Goal
Exactly repeat all the records below, omitting the images they hold.

Collected data entries
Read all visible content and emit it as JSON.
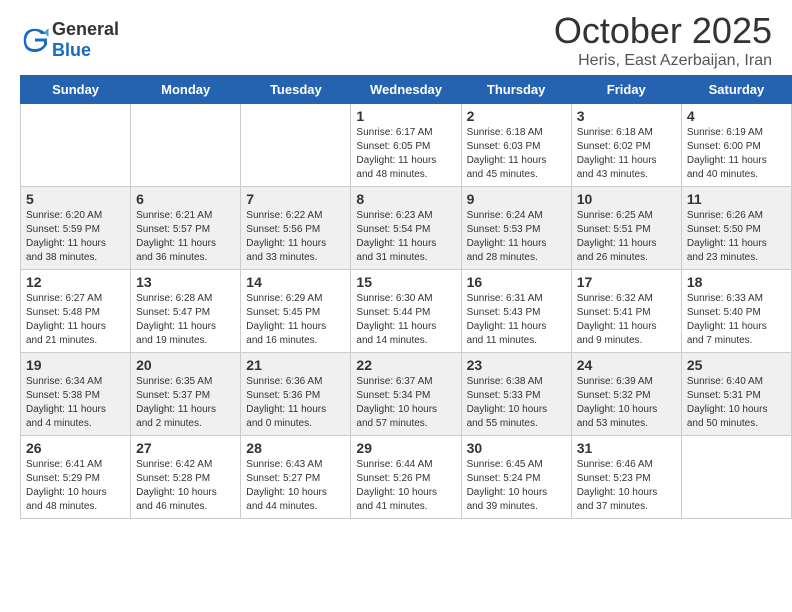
{
  "header": {
    "logo_general": "General",
    "logo_blue": "Blue",
    "month": "October 2025",
    "location": "Heris, East Azerbaijan, Iran"
  },
  "days_of_week": [
    "Sunday",
    "Monday",
    "Tuesday",
    "Wednesday",
    "Thursday",
    "Friday",
    "Saturday"
  ],
  "weeks": [
    [
      {
        "day": "",
        "info": ""
      },
      {
        "day": "",
        "info": ""
      },
      {
        "day": "",
        "info": ""
      },
      {
        "day": "1",
        "info": "Sunrise: 6:17 AM\nSunset: 6:05 PM\nDaylight: 11 hours\nand 48 minutes."
      },
      {
        "day": "2",
        "info": "Sunrise: 6:18 AM\nSunset: 6:03 PM\nDaylight: 11 hours\nand 45 minutes."
      },
      {
        "day": "3",
        "info": "Sunrise: 6:18 AM\nSunset: 6:02 PM\nDaylight: 11 hours\nand 43 minutes."
      },
      {
        "day": "4",
        "info": "Sunrise: 6:19 AM\nSunset: 6:00 PM\nDaylight: 11 hours\nand 40 minutes."
      }
    ],
    [
      {
        "day": "5",
        "info": "Sunrise: 6:20 AM\nSunset: 5:59 PM\nDaylight: 11 hours\nand 38 minutes."
      },
      {
        "day": "6",
        "info": "Sunrise: 6:21 AM\nSunset: 5:57 PM\nDaylight: 11 hours\nand 36 minutes."
      },
      {
        "day": "7",
        "info": "Sunrise: 6:22 AM\nSunset: 5:56 PM\nDaylight: 11 hours\nand 33 minutes."
      },
      {
        "day": "8",
        "info": "Sunrise: 6:23 AM\nSunset: 5:54 PM\nDaylight: 11 hours\nand 31 minutes."
      },
      {
        "day": "9",
        "info": "Sunrise: 6:24 AM\nSunset: 5:53 PM\nDaylight: 11 hours\nand 28 minutes."
      },
      {
        "day": "10",
        "info": "Sunrise: 6:25 AM\nSunset: 5:51 PM\nDaylight: 11 hours\nand 26 minutes."
      },
      {
        "day": "11",
        "info": "Sunrise: 6:26 AM\nSunset: 5:50 PM\nDaylight: 11 hours\nand 23 minutes."
      }
    ],
    [
      {
        "day": "12",
        "info": "Sunrise: 6:27 AM\nSunset: 5:48 PM\nDaylight: 11 hours\nand 21 minutes."
      },
      {
        "day": "13",
        "info": "Sunrise: 6:28 AM\nSunset: 5:47 PM\nDaylight: 11 hours\nand 19 minutes."
      },
      {
        "day": "14",
        "info": "Sunrise: 6:29 AM\nSunset: 5:45 PM\nDaylight: 11 hours\nand 16 minutes."
      },
      {
        "day": "15",
        "info": "Sunrise: 6:30 AM\nSunset: 5:44 PM\nDaylight: 11 hours\nand 14 minutes."
      },
      {
        "day": "16",
        "info": "Sunrise: 6:31 AM\nSunset: 5:43 PM\nDaylight: 11 hours\nand 11 minutes."
      },
      {
        "day": "17",
        "info": "Sunrise: 6:32 AM\nSunset: 5:41 PM\nDaylight: 11 hours\nand 9 minutes."
      },
      {
        "day": "18",
        "info": "Sunrise: 6:33 AM\nSunset: 5:40 PM\nDaylight: 11 hours\nand 7 minutes."
      }
    ],
    [
      {
        "day": "19",
        "info": "Sunrise: 6:34 AM\nSunset: 5:38 PM\nDaylight: 11 hours\nand 4 minutes."
      },
      {
        "day": "20",
        "info": "Sunrise: 6:35 AM\nSunset: 5:37 PM\nDaylight: 11 hours\nand 2 minutes."
      },
      {
        "day": "21",
        "info": "Sunrise: 6:36 AM\nSunset: 5:36 PM\nDaylight: 11 hours\nand 0 minutes."
      },
      {
        "day": "22",
        "info": "Sunrise: 6:37 AM\nSunset: 5:34 PM\nDaylight: 10 hours\nand 57 minutes."
      },
      {
        "day": "23",
        "info": "Sunrise: 6:38 AM\nSunset: 5:33 PM\nDaylight: 10 hours\nand 55 minutes."
      },
      {
        "day": "24",
        "info": "Sunrise: 6:39 AM\nSunset: 5:32 PM\nDaylight: 10 hours\nand 53 minutes."
      },
      {
        "day": "25",
        "info": "Sunrise: 6:40 AM\nSunset: 5:31 PM\nDaylight: 10 hours\nand 50 minutes."
      }
    ],
    [
      {
        "day": "26",
        "info": "Sunrise: 6:41 AM\nSunset: 5:29 PM\nDaylight: 10 hours\nand 48 minutes."
      },
      {
        "day": "27",
        "info": "Sunrise: 6:42 AM\nSunset: 5:28 PM\nDaylight: 10 hours\nand 46 minutes."
      },
      {
        "day": "28",
        "info": "Sunrise: 6:43 AM\nSunset: 5:27 PM\nDaylight: 10 hours\nand 44 minutes."
      },
      {
        "day": "29",
        "info": "Sunrise: 6:44 AM\nSunset: 5:26 PM\nDaylight: 10 hours\nand 41 minutes."
      },
      {
        "day": "30",
        "info": "Sunrise: 6:45 AM\nSunset: 5:24 PM\nDaylight: 10 hours\nand 39 minutes."
      },
      {
        "day": "31",
        "info": "Sunrise: 6:46 AM\nSunset: 5:23 PM\nDaylight: 10 hours\nand 37 minutes."
      },
      {
        "day": "",
        "info": ""
      }
    ]
  ]
}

Worked answer
Read all visible content and emit it as JSON.
{
  "header": {
    "logo_general": "General",
    "logo_blue": "Blue",
    "month": "October 2025",
    "location": "Heris, East Azerbaijan, Iran"
  },
  "days_of_week": [
    "Sunday",
    "Monday",
    "Tuesday",
    "Wednesday",
    "Thursday",
    "Friday",
    "Saturday"
  ],
  "weeks": [
    [
      {
        "day": "",
        "info": ""
      },
      {
        "day": "",
        "info": ""
      },
      {
        "day": "",
        "info": ""
      },
      {
        "day": "1",
        "info": "Sunrise: 6:17 AM\nSunset: 6:05 PM\nDaylight: 11 hours\nand 48 minutes."
      },
      {
        "day": "2",
        "info": "Sunrise: 6:18 AM\nSunset: 6:03 PM\nDaylight: 11 hours\nand 45 minutes."
      },
      {
        "day": "3",
        "info": "Sunrise: 6:18 AM\nSunset: 6:02 PM\nDaylight: 11 hours\nand 43 minutes."
      },
      {
        "day": "4",
        "info": "Sunrise: 6:19 AM\nSunset: 6:00 PM\nDaylight: 11 hours\nand 40 minutes."
      }
    ],
    [
      {
        "day": "5",
        "info": "Sunrise: 6:20 AM\nSunset: 5:59 PM\nDaylight: 11 hours\nand 38 minutes."
      },
      {
        "day": "6",
        "info": "Sunrise: 6:21 AM\nSunset: 5:57 PM\nDaylight: 11 hours\nand 36 minutes."
      },
      {
        "day": "7",
        "info": "Sunrise: 6:22 AM\nSunset: 5:56 PM\nDaylight: 11 hours\nand 33 minutes."
      },
      {
        "day": "8",
        "info": "Sunrise: 6:23 AM\nSunset: 5:54 PM\nDaylight: 11 hours\nand 31 minutes."
      },
      {
        "day": "9",
        "info": "Sunrise: 6:24 AM\nSunset: 5:53 PM\nDaylight: 11 hours\nand 28 minutes."
      },
      {
        "day": "10",
        "info": "Sunrise: 6:25 AM\nSunset: 5:51 PM\nDaylight: 11 hours\nand 26 minutes."
      },
      {
        "day": "11",
        "info": "Sunrise: 6:26 AM\nSunset: 5:50 PM\nDaylight: 11 hours\nand 23 minutes."
      }
    ],
    [
      {
        "day": "12",
        "info": "Sunrise: 6:27 AM\nSunset: 5:48 PM\nDaylight: 11 hours\nand 21 minutes."
      },
      {
        "day": "13",
        "info": "Sunrise: 6:28 AM\nSunset: 5:47 PM\nDaylight: 11 hours\nand 19 minutes."
      },
      {
        "day": "14",
        "info": "Sunrise: 6:29 AM\nSunset: 5:45 PM\nDaylight: 11 hours\nand 16 minutes."
      },
      {
        "day": "15",
        "info": "Sunrise: 6:30 AM\nSunset: 5:44 PM\nDaylight: 11 hours\nand 14 minutes."
      },
      {
        "day": "16",
        "info": "Sunrise: 6:31 AM\nSunset: 5:43 PM\nDaylight: 11 hours\nand 11 minutes."
      },
      {
        "day": "17",
        "info": "Sunrise: 6:32 AM\nSunset: 5:41 PM\nDaylight: 11 hours\nand 9 minutes."
      },
      {
        "day": "18",
        "info": "Sunrise: 6:33 AM\nSunset: 5:40 PM\nDaylight: 11 hours\nand 7 minutes."
      }
    ],
    [
      {
        "day": "19",
        "info": "Sunrise: 6:34 AM\nSunset: 5:38 PM\nDaylight: 11 hours\nand 4 minutes."
      },
      {
        "day": "20",
        "info": "Sunrise: 6:35 AM\nSunset: 5:37 PM\nDaylight: 11 hours\nand 2 minutes."
      },
      {
        "day": "21",
        "info": "Sunrise: 6:36 AM\nSunset: 5:36 PM\nDaylight: 11 hours\nand 0 minutes."
      },
      {
        "day": "22",
        "info": "Sunrise: 6:37 AM\nSunset: 5:34 PM\nDaylight: 10 hours\nand 57 minutes."
      },
      {
        "day": "23",
        "info": "Sunrise: 6:38 AM\nSunset: 5:33 PM\nDaylight: 10 hours\nand 55 minutes."
      },
      {
        "day": "24",
        "info": "Sunrise: 6:39 AM\nSunset: 5:32 PM\nDaylight: 10 hours\nand 53 minutes."
      },
      {
        "day": "25",
        "info": "Sunrise: 6:40 AM\nSunset: 5:31 PM\nDaylight: 10 hours\nand 50 minutes."
      }
    ],
    [
      {
        "day": "26",
        "info": "Sunrise: 6:41 AM\nSunset: 5:29 PM\nDaylight: 10 hours\nand 48 minutes."
      },
      {
        "day": "27",
        "info": "Sunrise: 6:42 AM\nSunset: 5:28 PM\nDaylight: 10 hours\nand 46 minutes."
      },
      {
        "day": "28",
        "info": "Sunrise: 6:43 AM\nSunset: 5:27 PM\nDaylight: 10 hours\nand 44 minutes."
      },
      {
        "day": "29",
        "info": "Sunrise: 6:44 AM\nSunset: 5:26 PM\nDaylight: 10 hours\nand 41 minutes."
      },
      {
        "day": "30",
        "info": "Sunrise: 6:45 AM\nSunset: 5:24 PM\nDaylight: 10 hours\nand 39 minutes."
      },
      {
        "day": "31",
        "info": "Sunrise: 6:46 AM\nSunset: 5:23 PM\nDaylight: 10 hours\nand 37 minutes."
      },
      {
        "day": "",
        "info": ""
      }
    ]
  ]
}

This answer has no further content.